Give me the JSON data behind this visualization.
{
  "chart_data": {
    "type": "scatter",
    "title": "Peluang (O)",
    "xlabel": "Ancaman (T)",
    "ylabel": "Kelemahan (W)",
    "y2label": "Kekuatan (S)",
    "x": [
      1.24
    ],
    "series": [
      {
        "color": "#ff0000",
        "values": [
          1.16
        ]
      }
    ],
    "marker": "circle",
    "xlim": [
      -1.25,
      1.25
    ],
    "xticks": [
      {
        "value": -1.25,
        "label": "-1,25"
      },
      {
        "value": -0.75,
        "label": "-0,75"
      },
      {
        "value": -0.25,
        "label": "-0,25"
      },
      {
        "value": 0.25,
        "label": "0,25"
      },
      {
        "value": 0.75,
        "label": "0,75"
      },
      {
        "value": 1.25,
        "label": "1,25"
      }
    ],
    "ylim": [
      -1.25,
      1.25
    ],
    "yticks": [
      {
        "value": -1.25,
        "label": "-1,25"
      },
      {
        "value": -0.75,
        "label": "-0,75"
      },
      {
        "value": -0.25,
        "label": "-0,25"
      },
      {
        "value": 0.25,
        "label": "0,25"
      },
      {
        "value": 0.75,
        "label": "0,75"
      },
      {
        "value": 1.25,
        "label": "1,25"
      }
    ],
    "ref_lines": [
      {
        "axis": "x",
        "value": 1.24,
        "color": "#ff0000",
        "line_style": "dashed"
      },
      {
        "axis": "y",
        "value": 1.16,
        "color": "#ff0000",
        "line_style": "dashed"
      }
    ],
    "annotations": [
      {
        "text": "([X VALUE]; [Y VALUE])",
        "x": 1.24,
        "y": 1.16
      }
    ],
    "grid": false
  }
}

● Directive:
Reproduce the material above exactly; please quote every line of it.

● Solution for this exercise:
Give me the JSON data behind this visualization.
{
  "chart_data": {
    "type": "scatter",
    "title": "Peluang (O)",
    "xlabel": "Ancaman (T)",
    "ylabel": "Kelemahan (W)",
    "y2label": "Kekuatan (S)",
    "x": [
      1.24
    ],
    "series": [
      {
        "color": "#ff0000",
        "values": [
          1.16
        ]
      }
    ],
    "marker": "circle",
    "xlim": [
      -1.25,
      1.25
    ],
    "xticks": [
      {
        "value": -1.25,
        "label": "-1,25"
      },
      {
        "value": -0.75,
        "label": "-0,75"
      },
      {
        "value": -0.25,
        "label": "-0,25"
      },
      {
        "value": 0.25,
        "label": "0,25"
      },
      {
        "value": 0.75,
        "label": "0,75"
      },
      {
        "value": 1.25,
        "label": "1,25"
      }
    ],
    "ylim": [
      -1.25,
      1.25
    ],
    "yticks": [
      {
        "value": -1.25,
        "label": "-1,25"
      },
      {
        "value": -0.75,
        "label": "-0,75"
      },
      {
        "value": -0.25,
        "label": "-0,25"
      },
      {
        "value": 0.25,
        "label": "0,25"
      },
      {
        "value": 0.75,
        "label": "0,75"
      },
      {
        "value": 1.25,
        "label": "1,25"
      }
    ],
    "ref_lines": [
      {
        "axis": "x",
        "value": 1.24,
        "color": "#ff0000",
        "line_style": "dashed"
      },
      {
        "axis": "y",
        "value": 1.16,
        "color": "#ff0000",
        "line_style": "dashed"
      }
    ],
    "annotations": [
      {
        "text": "([X VALUE]; [Y VALUE])",
        "x": 1.24,
        "y": 1.16
      }
    ],
    "grid": false
  }
}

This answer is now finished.